§ Exercise prompt: Write out each line that follows exactly as it stands, without the pictures.

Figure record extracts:
▬▬▬

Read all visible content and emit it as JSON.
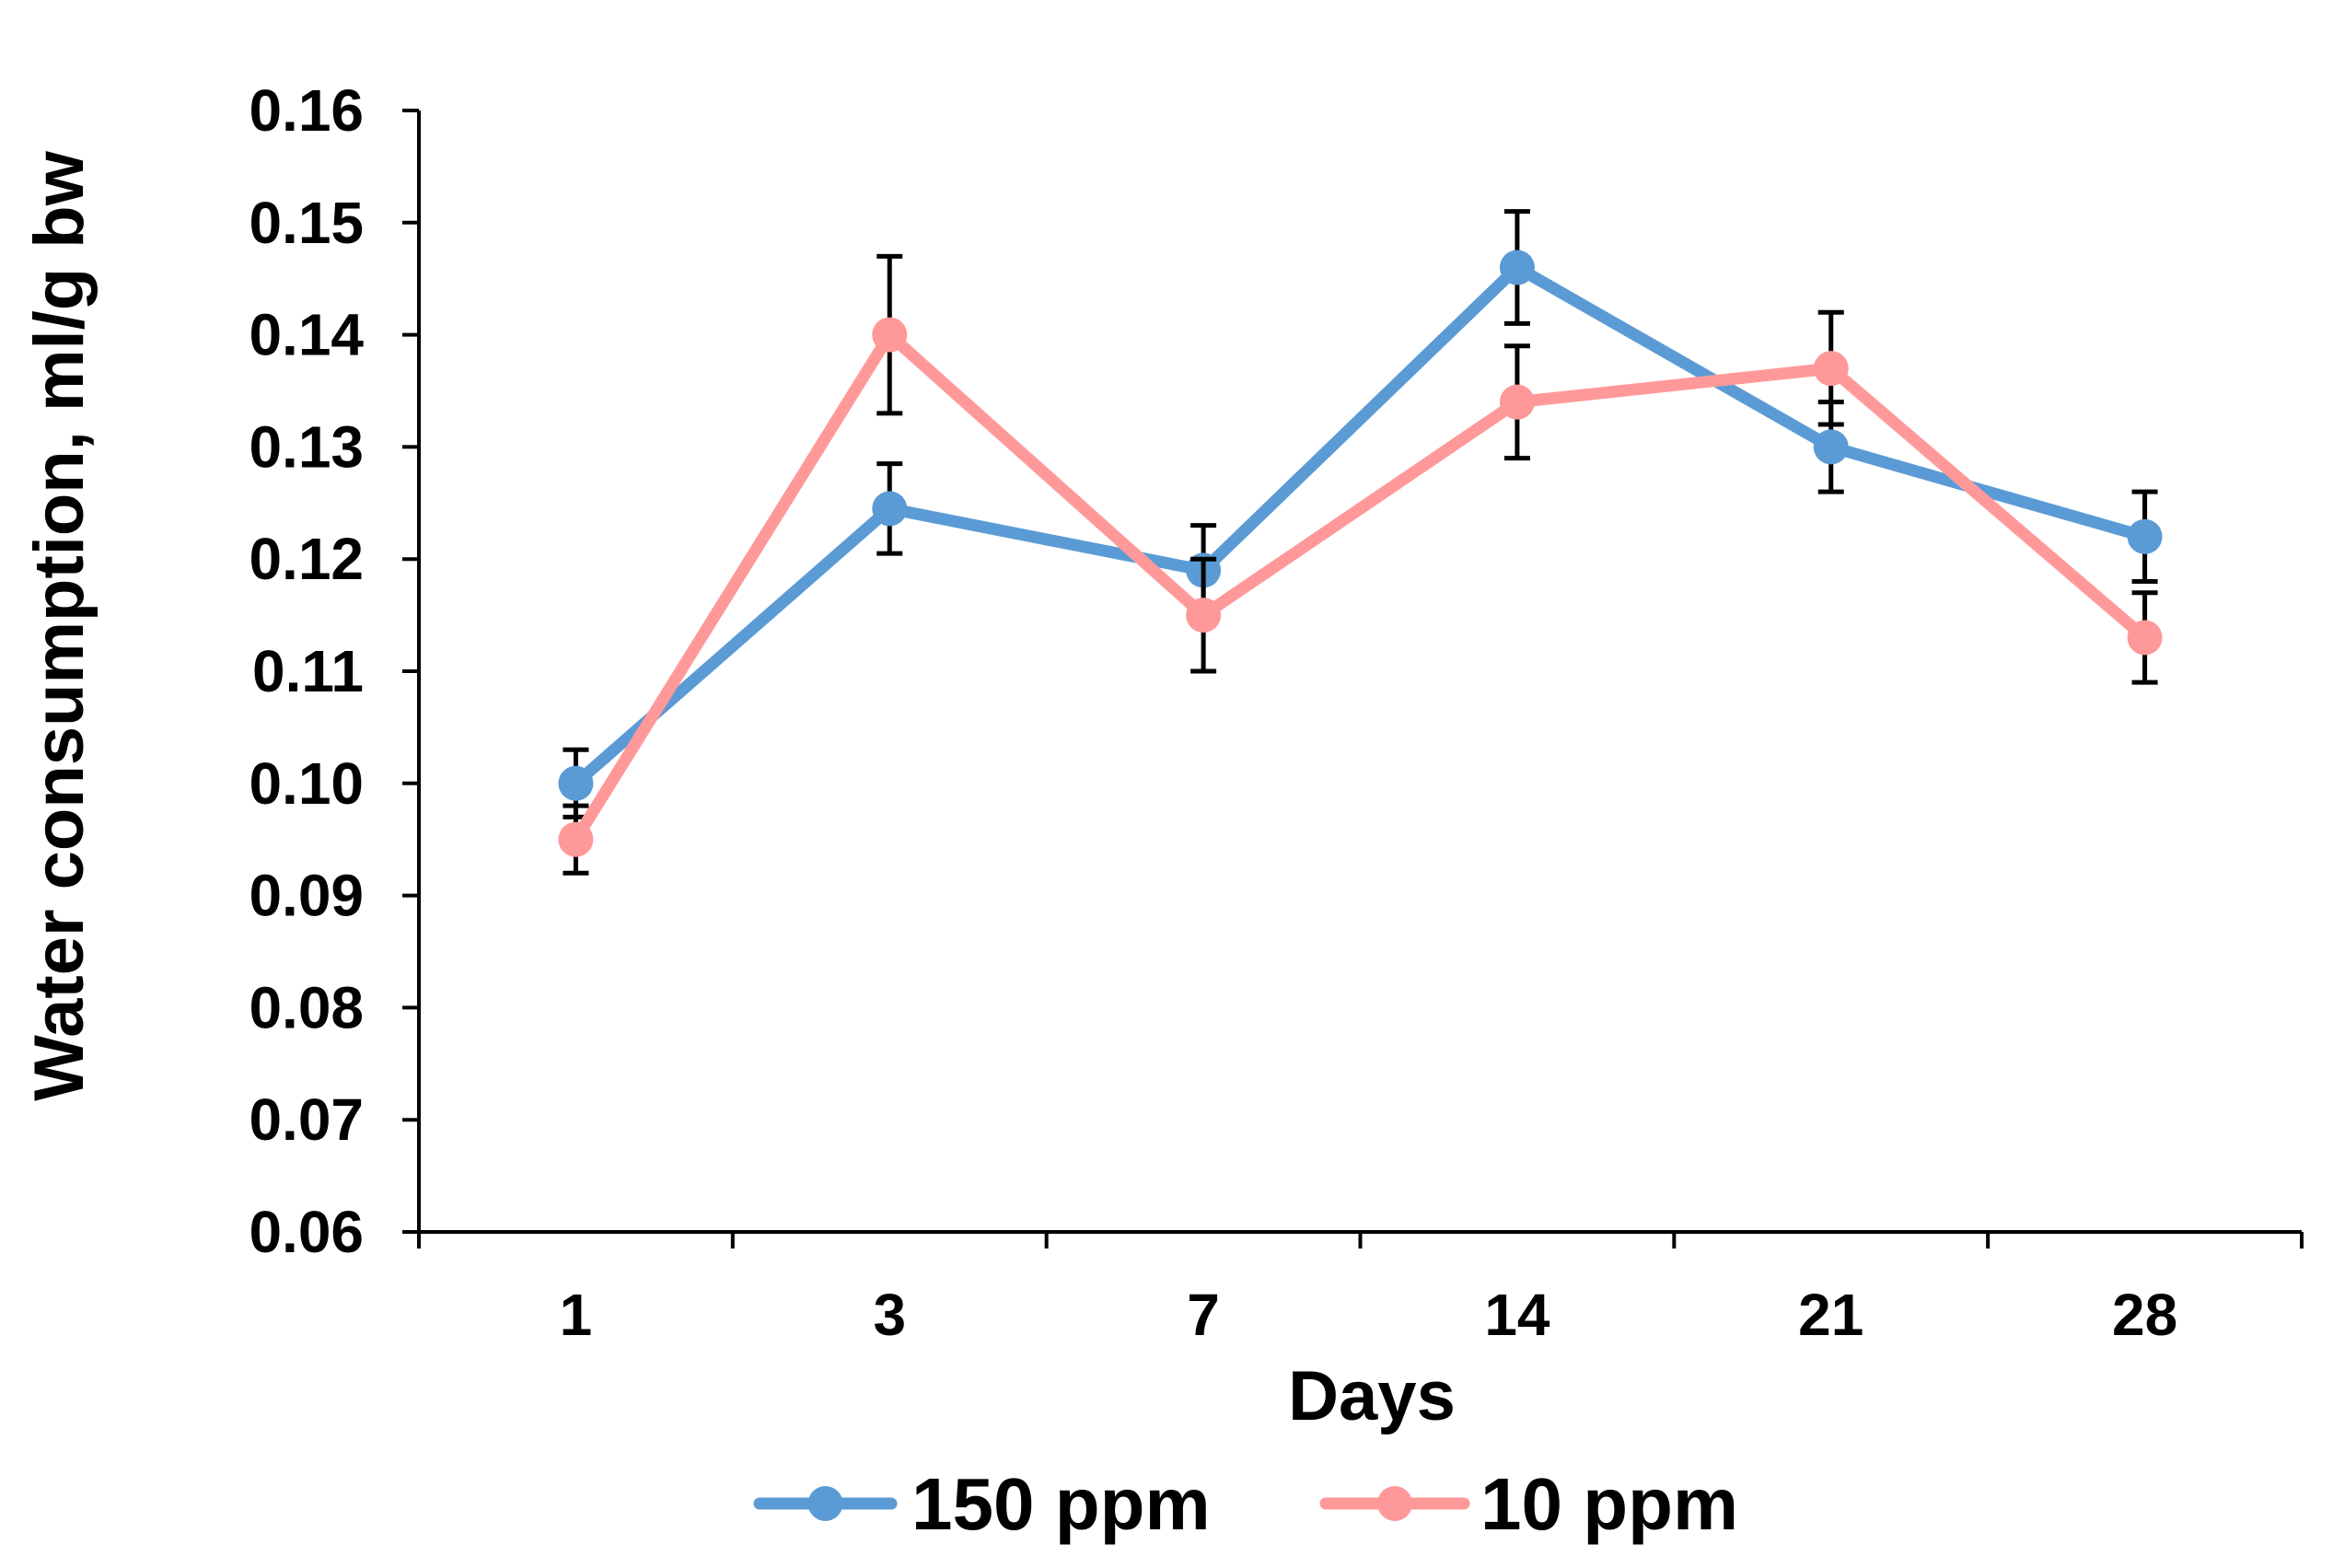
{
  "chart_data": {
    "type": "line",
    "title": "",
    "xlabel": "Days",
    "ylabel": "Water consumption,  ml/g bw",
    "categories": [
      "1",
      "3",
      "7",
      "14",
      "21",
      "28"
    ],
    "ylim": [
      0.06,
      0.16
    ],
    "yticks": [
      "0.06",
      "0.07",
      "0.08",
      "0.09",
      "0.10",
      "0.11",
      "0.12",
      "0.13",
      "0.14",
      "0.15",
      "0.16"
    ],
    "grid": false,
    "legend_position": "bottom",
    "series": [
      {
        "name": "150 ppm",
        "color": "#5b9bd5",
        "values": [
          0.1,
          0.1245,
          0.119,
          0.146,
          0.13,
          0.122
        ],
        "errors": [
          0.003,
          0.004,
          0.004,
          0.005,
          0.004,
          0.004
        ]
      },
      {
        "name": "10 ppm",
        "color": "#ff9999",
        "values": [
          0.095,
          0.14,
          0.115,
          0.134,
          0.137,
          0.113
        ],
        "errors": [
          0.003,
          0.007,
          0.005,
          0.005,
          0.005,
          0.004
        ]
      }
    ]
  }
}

▬▬▬

§ Exercise result:
Read all visible content and emit it as JSON.
{
  "chart_data": {
    "type": "line",
    "title": "",
    "xlabel": "Days",
    "ylabel": "Water consumption,  ml/g bw",
    "categories": [
      "1",
      "3",
      "7",
      "14",
      "21",
      "28"
    ],
    "ylim": [
      0.06,
      0.16
    ],
    "yticks": [
      "0.06",
      "0.07",
      "0.08",
      "0.09",
      "0.10",
      "0.11",
      "0.12",
      "0.13",
      "0.14",
      "0.15",
      "0.16"
    ],
    "grid": false,
    "legend_position": "bottom",
    "series": [
      {
        "name": "150 ppm",
        "color": "#5b9bd5",
        "values": [
          0.1,
          0.1245,
          0.119,
          0.146,
          0.13,
          0.122
        ],
        "errors": [
          0.003,
          0.004,
          0.004,
          0.005,
          0.004,
          0.004
        ]
      },
      {
        "name": "10 ppm",
        "color": "#ff9999",
        "values": [
          0.095,
          0.14,
          0.115,
          0.134,
          0.137,
          0.113
        ],
        "errors": [
          0.003,
          0.007,
          0.005,
          0.005,
          0.005,
          0.004
        ]
      }
    ]
  }
}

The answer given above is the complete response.